#### EXCERPTED DATA
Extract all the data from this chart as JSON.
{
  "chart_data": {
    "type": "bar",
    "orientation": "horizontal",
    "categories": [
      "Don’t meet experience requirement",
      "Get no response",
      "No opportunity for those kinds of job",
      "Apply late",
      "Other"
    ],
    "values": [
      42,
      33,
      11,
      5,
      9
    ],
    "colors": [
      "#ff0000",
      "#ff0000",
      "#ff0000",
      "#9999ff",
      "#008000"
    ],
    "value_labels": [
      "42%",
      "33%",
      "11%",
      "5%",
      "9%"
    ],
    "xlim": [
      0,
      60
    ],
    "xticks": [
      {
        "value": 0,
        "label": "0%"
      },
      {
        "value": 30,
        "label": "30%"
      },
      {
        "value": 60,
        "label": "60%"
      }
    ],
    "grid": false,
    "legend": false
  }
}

#### EXERCISE
Return all of the data word for word.

#### FINAL RESULT
Extract all the data from this chart as JSON.
{
  "chart_data": {
    "type": "bar",
    "orientation": "horizontal",
    "categories": [
      "Don’t meet experience requirement",
      "Get no response",
      "No opportunity for those kinds of job",
      "Apply late",
      "Other"
    ],
    "values": [
      42,
      33,
      11,
      5,
      9
    ],
    "colors": [
      "#ff0000",
      "#ff0000",
      "#ff0000",
      "#9999ff",
      "#008000"
    ],
    "value_labels": [
      "42%",
      "33%",
      "11%",
      "5%",
      "9%"
    ],
    "xlim": [
      0,
      60
    ],
    "xticks": [
      {
        "value": 0,
        "label": "0%"
      },
      {
        "value": 30,
        "label": "30%"
      },
      {
        "value": 60,
        "label": "60%"
      }
    ],
    "grid": false,
    "legend": false
  }
}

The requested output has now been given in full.